▸ List of tasks
1. Reproduce part of the construction update word for word, beginning at the words "Dillon, Wilbourn, Hight, and" and stopping after "east on Riverfront.".
2. Write what comes next in the construction update, picking up after its final sentence.

Dillon, Wilbourn, Hight, and Bradley.

Vehicles travelling east approaching the construction zone.


Striping was added to provide a bit of a buffer between the traffic lane and cyclists traveling east on Riverfront.

A radar speed indication sign has been placed west of Smarthouse Way to alert motorists, and there was discussion of making the intersection of Riverfront and Karrot/ Smarhouse Way a 4-way stop in an effort to slow traffic. My understanding is that the AHTD (this is a state highway) has approved that measure should it be deemed necessary. 
The situation here will be dynamic as construction progresses, so be alert for changes to this route. There is no doubt that both trail users and drivers will be inconvenienced, so we'll all need to be patient. 

South

Most of the pipeline construction along Cantrell Road near Episcopal Collegiate School is complete, though I did notice equipment still on site last week.The sidewalks on both sides of Cantrell have been improved slightly.

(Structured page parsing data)
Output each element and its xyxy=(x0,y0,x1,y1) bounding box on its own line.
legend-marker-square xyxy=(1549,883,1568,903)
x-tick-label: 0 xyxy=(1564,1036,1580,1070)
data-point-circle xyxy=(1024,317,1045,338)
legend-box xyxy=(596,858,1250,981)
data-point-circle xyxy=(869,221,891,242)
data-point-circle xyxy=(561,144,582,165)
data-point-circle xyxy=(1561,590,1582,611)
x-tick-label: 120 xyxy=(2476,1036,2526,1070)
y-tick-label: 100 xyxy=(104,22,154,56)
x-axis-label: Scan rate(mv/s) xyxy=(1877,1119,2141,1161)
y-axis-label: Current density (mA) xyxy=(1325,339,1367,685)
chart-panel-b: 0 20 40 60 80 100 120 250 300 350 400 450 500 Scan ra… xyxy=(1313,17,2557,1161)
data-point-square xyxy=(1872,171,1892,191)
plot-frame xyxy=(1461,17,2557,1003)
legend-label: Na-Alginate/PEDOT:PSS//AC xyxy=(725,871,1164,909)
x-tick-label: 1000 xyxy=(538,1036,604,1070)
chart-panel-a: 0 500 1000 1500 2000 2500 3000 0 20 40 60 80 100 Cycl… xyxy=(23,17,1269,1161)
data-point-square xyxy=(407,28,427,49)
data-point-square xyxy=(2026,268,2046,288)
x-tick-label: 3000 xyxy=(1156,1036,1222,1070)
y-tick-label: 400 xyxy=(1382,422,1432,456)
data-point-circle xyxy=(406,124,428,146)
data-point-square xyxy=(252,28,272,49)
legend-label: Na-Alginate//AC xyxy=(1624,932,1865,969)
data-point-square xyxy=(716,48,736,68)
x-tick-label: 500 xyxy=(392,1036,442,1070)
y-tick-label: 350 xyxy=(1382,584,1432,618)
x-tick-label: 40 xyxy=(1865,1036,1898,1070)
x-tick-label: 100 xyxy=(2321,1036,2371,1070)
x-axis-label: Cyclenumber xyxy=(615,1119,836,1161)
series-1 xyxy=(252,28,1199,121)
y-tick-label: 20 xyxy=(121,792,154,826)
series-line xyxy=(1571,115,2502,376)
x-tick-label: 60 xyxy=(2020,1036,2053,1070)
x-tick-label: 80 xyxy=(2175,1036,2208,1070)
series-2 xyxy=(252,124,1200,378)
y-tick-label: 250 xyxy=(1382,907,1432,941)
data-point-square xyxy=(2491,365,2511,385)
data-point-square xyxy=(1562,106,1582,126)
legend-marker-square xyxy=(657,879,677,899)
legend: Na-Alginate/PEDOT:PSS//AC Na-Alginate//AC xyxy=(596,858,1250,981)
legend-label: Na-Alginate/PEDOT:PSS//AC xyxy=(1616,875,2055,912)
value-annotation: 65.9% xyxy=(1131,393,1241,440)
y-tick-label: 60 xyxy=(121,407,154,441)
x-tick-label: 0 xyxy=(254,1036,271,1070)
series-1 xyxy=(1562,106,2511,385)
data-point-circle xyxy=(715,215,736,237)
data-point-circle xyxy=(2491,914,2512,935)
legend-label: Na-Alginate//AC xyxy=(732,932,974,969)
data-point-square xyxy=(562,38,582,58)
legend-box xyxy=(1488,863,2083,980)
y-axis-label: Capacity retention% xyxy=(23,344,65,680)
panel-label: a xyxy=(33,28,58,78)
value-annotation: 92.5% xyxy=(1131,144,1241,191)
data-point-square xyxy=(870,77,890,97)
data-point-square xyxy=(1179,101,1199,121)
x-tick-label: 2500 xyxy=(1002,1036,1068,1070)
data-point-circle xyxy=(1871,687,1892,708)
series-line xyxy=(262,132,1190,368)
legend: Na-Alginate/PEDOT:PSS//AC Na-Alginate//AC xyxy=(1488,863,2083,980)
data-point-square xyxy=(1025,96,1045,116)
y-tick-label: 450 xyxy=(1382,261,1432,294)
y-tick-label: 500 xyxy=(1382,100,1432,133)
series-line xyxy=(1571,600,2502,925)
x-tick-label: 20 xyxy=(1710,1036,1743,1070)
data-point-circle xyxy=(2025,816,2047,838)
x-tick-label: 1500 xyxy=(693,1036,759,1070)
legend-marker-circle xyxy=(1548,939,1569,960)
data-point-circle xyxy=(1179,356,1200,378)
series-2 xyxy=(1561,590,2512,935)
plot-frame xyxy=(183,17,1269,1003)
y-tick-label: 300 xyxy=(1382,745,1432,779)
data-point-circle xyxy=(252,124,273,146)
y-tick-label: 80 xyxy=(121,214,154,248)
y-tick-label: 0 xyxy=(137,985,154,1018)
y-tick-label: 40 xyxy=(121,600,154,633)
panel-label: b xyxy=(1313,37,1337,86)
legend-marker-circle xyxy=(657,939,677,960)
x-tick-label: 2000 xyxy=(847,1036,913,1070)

▸ Response list
1.
Dillon, Wilbourn, Hight, and Bradley.

Vehicles travelling east approaching the construction zone.


Striping was added to provide a bit of a buffer between the traffic lane and cyclists traveling east on Riverfront.

2.
River Trail signage on Markham from downtown now directs westbound cyclists to cross to the north side of LaHarpe at State Street. After crossing LaHarpe, the trail continues west on North Street. 
Approaching LaHarpe/ Cantrell Road on North Street. My cycling model is the lovely Mrs. JBar, Diane.

It appears that Mayor Mark Stodola has given up on the idea of a grand River Bluffs trail section running along the Arkansas River behind Dillard's Corporate headquarters. Dillard's has apparently consistently refused  to allow the project, and there is little or no interest in or support for it among members of the Little Rock Board of Directors. Stodola is said to be trying to gather support for the idea of designating the sidewalk along the north side on Cantrell as the route of the River Trail. 

 The sidewalk near the Packet House has been widened to allow riders to bypass utility poles that had been centered on the walk,.
Multiple driveways, approach lanes, traffic islands, and rough, off-camber curb crossings make for sketchy riding. 

Though improved, passage along the north side of Cantrell makes for poor riding. The planned connections at either end of the section will certainly approve the approaches, and will eventually allow riders to make their way west from downtown without using Markham Street or crossing LaHarpe and Cantrell. 

The long-term "detour" on the sidewalk in front of ECS is much improved, and I believe that, given the choice, most riders will choose it over the north side of the road.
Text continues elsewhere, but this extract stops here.